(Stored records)
** begin **

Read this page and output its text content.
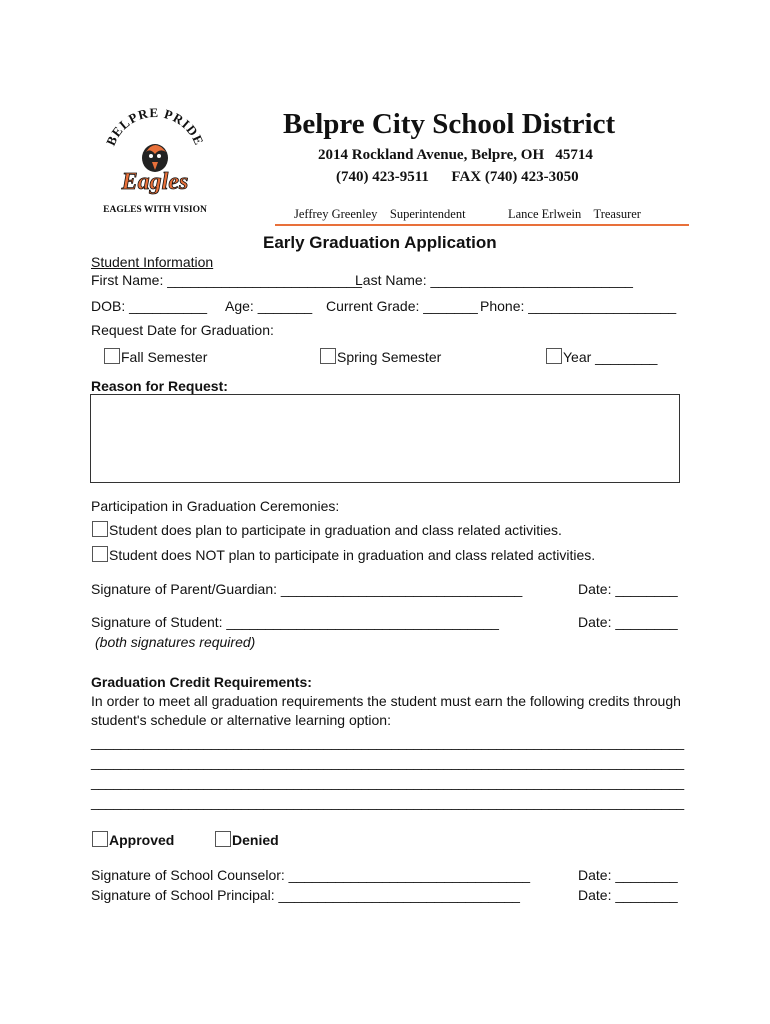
BELPRE PRIDE
Eagles
EAGLES WITH VISION
Belpre City School District
2014 Rockland Avenue, Belpre, OH   45714
(740) 423-9511      FAX (740) 423-3050
Jeffrey Greenley    Superintendent	Lance Erlwein    Treasurer
Early Graduation Application
Student Information
First Name: _________________________
Last Name: __________________________
DOB: __________ Age: _______ Current Grade: _______ Phone: ___________________
Request Date for Graduation:
Fall Semester	Spring Semester	Year ________
Reason for Request:
Participation in Graduation Ceremonies:
Student does plan to participate in graduation and class related activities.
Student does NOT plan to participate in graduation and class related activities.
Signature of Parent/Guardian: _______________________________	Date: ________
Signature of Student: ___________________________________	Date: ________
(both signatures required)
Graduation Credit Requirements:
In order to meet all graduation requirements the student must earn the following credits through
student's schedule or alternative learning option:
_______________________________________________________________________________
_______________________________________________________________________________
_______________________________________________________________________________
_______________________________________________________________________________
Approved	Denied
Signature of School Counselor: _______________________________	Date: ________
Signature of School Principal: _______________________________	Date: ________
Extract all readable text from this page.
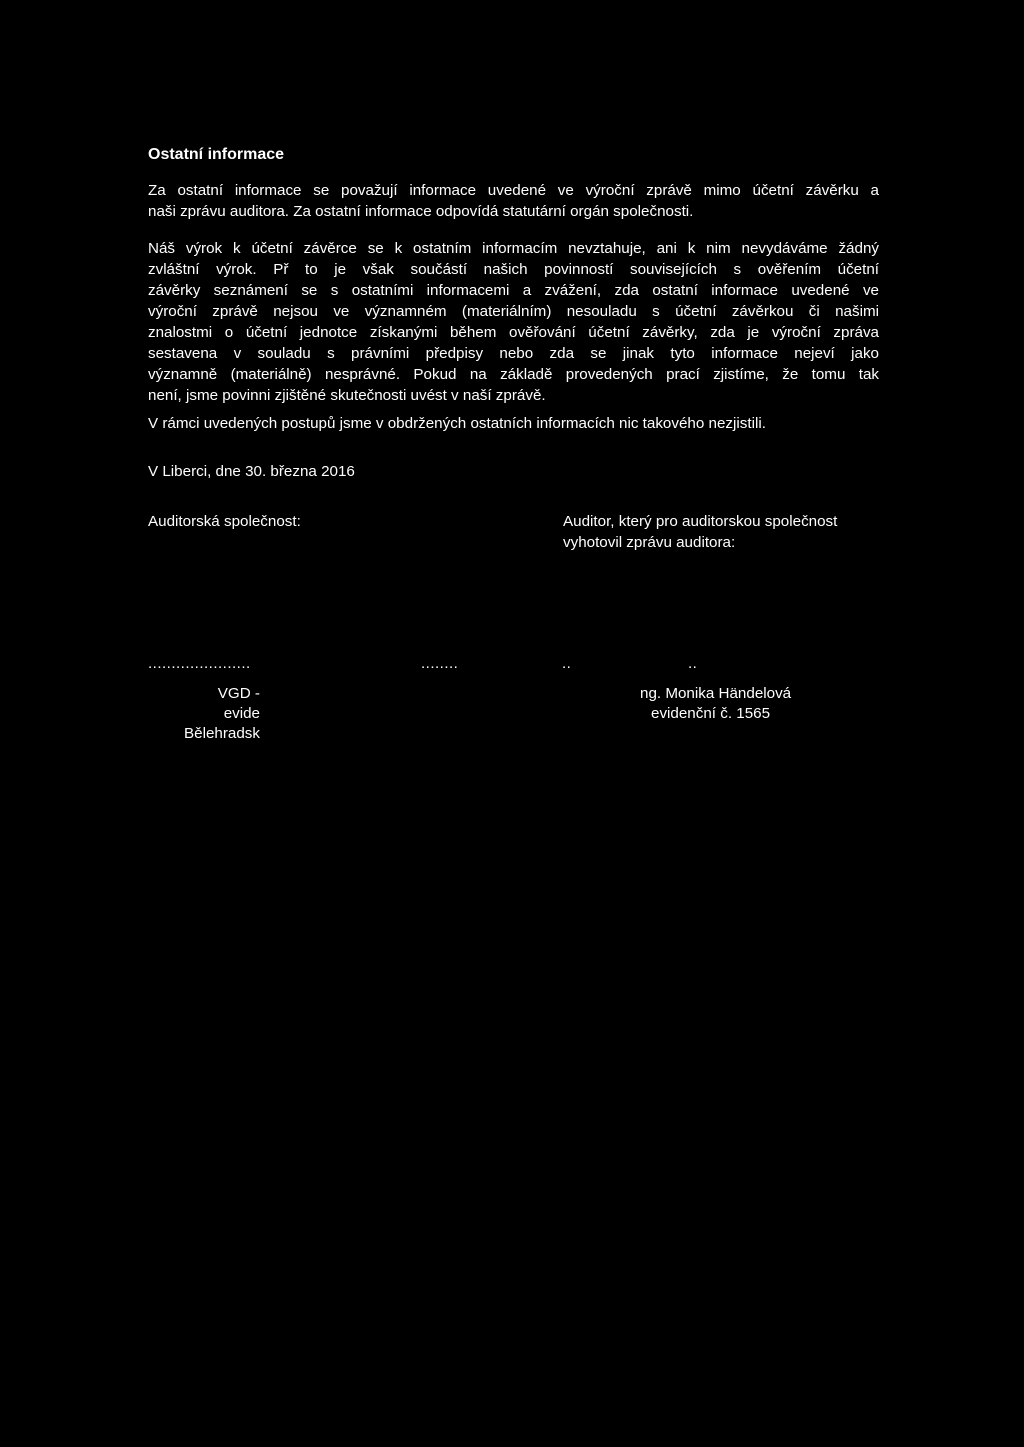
Ostatní informace
Za ostatní informace se považují informace uvedené ve výroční zprávě mimo účetní závěrku a
naši zprávu auditora. Za ostatní informace odpovídá statutární orgán společnosti.
Náš výrok k účetní závěrce se k ostatním informacím nevztahuje, ani k nim nevydáváme žádný
zvláštní výrok. Př to je však součástí našich povinností souvisejících s ověřením účetní
závěrky seznámení se s ostatními informacemi a zvážení, zda ostatní informace uvedené ve
výroční zprávě nejsou ve významném (materiálním) nesouladu s účetní závěrkou či našimi
znalostmi o účetní jednotce získanými během ověřování účetní závěrky, zda je výroční zpráva
sestavena v souladu s právními předpisy nebo zda se jinak tyto informace nejeví jako
významně (materiálně) nesprávné. Pokud na základě provedených prací zjistíme, že tomu tak
není, jsme povinni zjištěné skutečnosti uvést v naší zprávě.
V rámci uvedených postupů jsme v obdržených ostatních informacích nic takového nezjistili.
V Liberci, dne 30. března 2016
Auditorská společnost:	Auditor, který pro auditorskou společnost
vyhotovil zprávu auditora:
......................	........	..	..
VGD -
evide
Bělehradsk
ng. Monika Händelová
evidenční č. 1565
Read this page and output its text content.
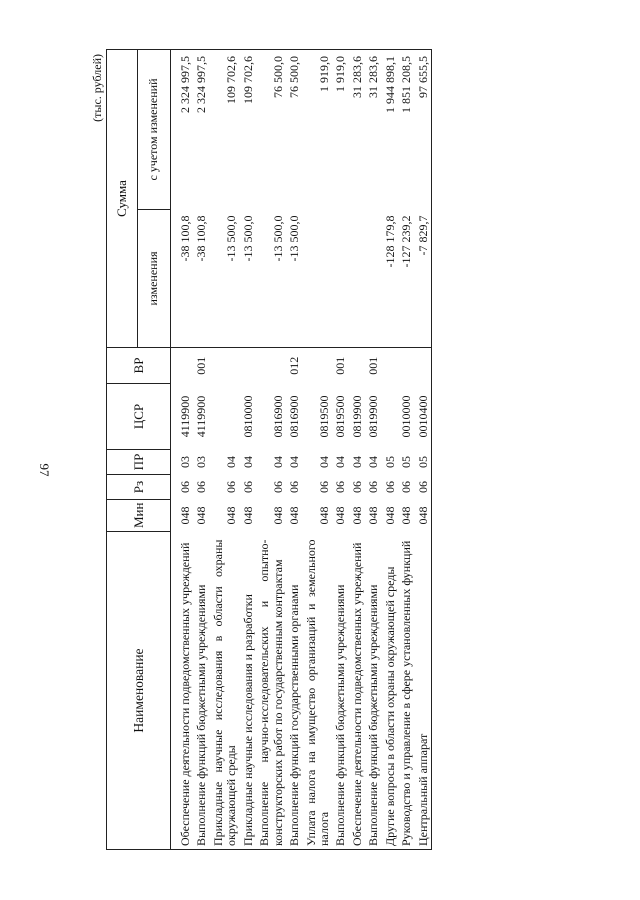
97
(тыс. рублей)
Наименование	Мин	Рз	ПР	ЦСР	ВР	Сумма	
						изменения	с учетом изменений
Обеспечение деятельности подведомственных учреждений	048	06	03	4119900		-38 100,8	2 324 997,5
Выполнение функций бюджетными учреждениями	048	06	03	4119900	001	-38 100,8	2 324 997,5
Прикладные научные исследования в области охраны окружающей среды	048	06	04			-13 500,0	109 702,6
Прикладные научные исследования и разработки	048	06	04	0810000		-13 500,0	109 702,6
Выполнение научно-исследовательских и опытно-конструкторских работ по государственным контрактам	048	06	04	0816900		-13 500,0	76 500,0
Выполнение функций государственными органами	048	06	04	0816900	012	-13 500,0	76 500,0
Уплата налога на имущество организаций и земельного налога	048	06	04	0819500			1 919,0
Выполнение функций бюджетными учреждениями	048	06	04	0819500	001		1 919,0
Обеспечение деятельности подведомственных учреждений	048	06	04	0819900			31 283,6
Выполнение функций бюджетными учреждениями	048	06	04	0819900	001		31 283,6
Другие вопросы в области охраны окружающей среды	048	06	05			-128 179,8	1 944 898,1
Руководство и управление в сфере установленных функций	048	06	05	0010000		-127 239,2	1 851 208,5
Центральный аппарат	048	06	05	0010400		-7 829,7	97 655,5
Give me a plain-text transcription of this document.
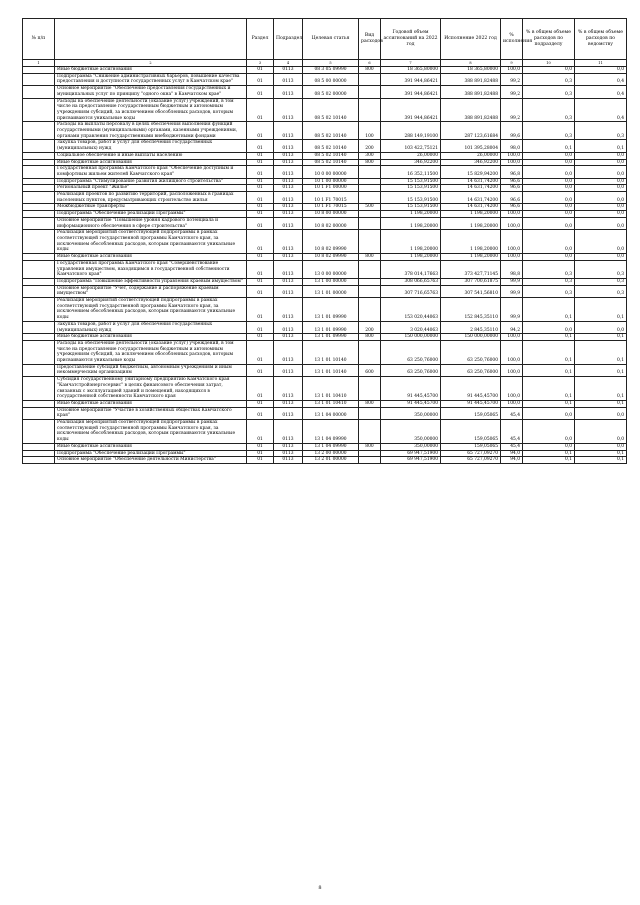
№ п/п		Раздел	Подраздел	Целевая статья	Вид расходов	Годовой объем ассигнований на 2022 год	Исполнение 2022 год	% исполнения	% в общем объеме расходов по подразделу	% в общем объеме расходов по ведомству
1	2	3	4	5	6	7	8	9	10	11
	Иные бюджетные ассигнования	01	0113	08 3 05 09990	800	18 365,80000	18 365,80000	100,0	0,0	0,0
	Подпрограмма "Снижение административных барьеров, повышение качества предоставления и доступности государственных услуг в Камчатском крае"	01	0113	08 5 00 00000		391 944,86421	388 891,82488	99,2	0,3	0,4
	Основное мероприятие "Обеспечение предоставления государственных и муниципальных услуг по принципу "одного окна" в Камчатском крае"	01	0113	08 5 02 00000		391 944,86421	388 891,82488	99,2	0,3	0,4
	Расходы на обеспечение деятельности (оказание услуг) учреждений, в том числе на предоставление государственным бюджетным и автономным учреждениям субсидий, за исключением обособленных расходов, которым присваиваются уникальные коды	01	0113	08 5 02 10140		391 944,86421	388 891,82488	99,2	0,3	0,4
	Расходы на выплаты персоналу в целях обеспечения выполнения функций государственными (муниципальными) органами, казенными учреждениями, органами управления государственными внебюджетными фондами	01	0113	08 5 02 10140	100	288 149,19100	287 123,61684	99,6	0,3	0,3
	Закупка товаров, работ и услуг для обеспечения государственных (муниципальных) нужд	01	0113	08 5 02 10140	200	103 422,75121	101 395,28004	98,0	0,1	0,1
	Социальное обеспечение и иные выплаты населению	01	0113	08 5 02 10140	300	26,00000	26,00000	100,0	0,0	0,0
	Иные бюджетные ассигнования	01	0113	08 5 02 10140	800	346,92200	346,92200	100,0	0,0	0,0
	Государственная программа Камчатского края "Обеспечение доступным и комфортным жильем жителей Камчатского края"	01	0113	10 0 00 00000		16 352,11500	15 829,94200	96,8	0,0	0,0
	Подпрограмма "Стимулирование развития жилищного строительства"	01	0113	10 1 00 00000		15 153,91500	14 631,74200	96,6	0,0	0,0
	Региональный проект "Жилье"	01	0113	10 1 F1 00000		15 153,91500	14 631,74200	96,6	0,0	0,0
	Реализация проектов по развитию территорий, расположенных в границах населенных пунктов, предусматривающих строительство жилья	01	0113	10 1 F1 70015		15 153,91500	14 631,74200	96,6	0,0	0,0
	Межбюджетные трансферты	01	0113	10 1 F1 70015	500	15 153,91500	14 631,74200	96,6	0,0	0,0
	Подпрограмма "Обеспечение реализации Программы"	01	0113	10 8 00 00000		1 198,20000	1 198,20000	100,0	0,0	0,0
	Основное мероприятие "Повышение уровня кадрового потенциала и информационного обеспечения в сфере строительства"	01	0113	10 8 02 00000		1 198,20000	1 198,20000	100,0	0,0	0,0
	Реализация мероприятий соответствующей подпрограммы в рамках соответствующей государственной программы Камчатского края, за исключением обособленных расходов, которым присваиваются уникальные коды	01	0113	10 8 02 09990		1 198,20000	1 198,20000	100,0	0,0	0,0
	Иные бюджетные ассигнования	01	0113	10 8 02 09990	800	1 198,20000	1 198,20000	100,0	0,0	0,0
	Государственная программа Камчатского края "Совершенствование управления имуществом, находящимся в государственной собственности Камчатского края"	01	0113	13 0 00 00000		378 014,17663	373 427,71145	98,8	0,3	0,3
	Подпрограмма "Повышение эффективности управления краевым имуществом"	01	0113	13 1 00 00000		308 066,65763	307 700,61875	99,9	0,3	0,3
	Основное мероприятие "Учет, содержание и распоряжение краевым имуществом"	01	0113	13 1 01 00000		307 716,65763	307 541,56810	99,9	0,3	0,3
	Реализация мероприятий соответствующей подпрограммы в рамках соответствующей государственной программы Камчатского края, за исключением обособленных расходов, которым присваиваются уникальные коды	01	0113	13 1 01 09990		153 020,44063	152 845,35110	99,9	0,1	0,1
	Закупка товаров, работ и услуг для обеспечения государственных (муниципальных) нужд	01	0113	13 1 01 09990	200	3 020,44063	2 845,35110	94,2	0,0	0,0
	Иные бюджетные ассигнования	01	0113	13 1 01 09990	800	150 000,00000	150 000,00000	100,0	0,1	0,1
	Расходы на обеспечение деятельности (оказание услуг) учреждений, в том числе на предоставление государственным бюджетным и автономным учреждениям субсидий, за исключением обособленных расходов, которым присваиваются уникальные коды	01	0113	13 1 01 10140		63 250,76000	63 250,76000	100,0	0,1	0,1
	Предоставление субсидий бюджетным, автономным учреждениям и иным некоммерческим организациям	01	0113	13 1 01 10140	600	63 250,76000	63 250,76000	100,0	0,1	0,1
	Субсидия государственному унитарному предприятию Камчатского края "Камчатстройэнергосервис" в целях финансового обеспечения затрат, связанных с эксплуатацией зданий и помещений, находящихся в государственной собственности Камчатского края	01	0113	13 1 01 10410		91 445,45700	91 445,45700	100,0	0,1	0,1
	Иные бюджетные ассигнования	01	0113	13 1 01 10410	800	91 445,45700	91 445,45700	100,0	0,1	0,1
	Основное мероприятие "Участие в хозяйственных обществах Камчатского края"	01	0113	13 1 04 00000		350,00000	159,05065	45,4	0,0	0,0
	Реализация мероприятий соответствующей подпрограммы в рамках соответствующей государственной программы Камчатского края, за исключением обособленных расходов, которым присваиваются уникальные коды	01	0113	13 1 04 09990		350,00000	159,05065	45,4	0,0	0,0
	Иные бюджетные ассигнования	01	0113	13 1 04 09990	800	350,00000	159,05065	45,4	0,0	0,0
	Подпрограмма "Обеспечение реализации Программы"	01	0113	13 2 00 00000		69 947,51900	65 727,09270	94,0	0,1	0,1
	Основное мероприятие "Обеспечение деятельности Министерства"	01	0113	13 2 01 00000		69 947,51900	65 727,09270	94,0	0,1	0,1
8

** end **

Return the number of lines that include the word "соответствующей", and nothing else.

3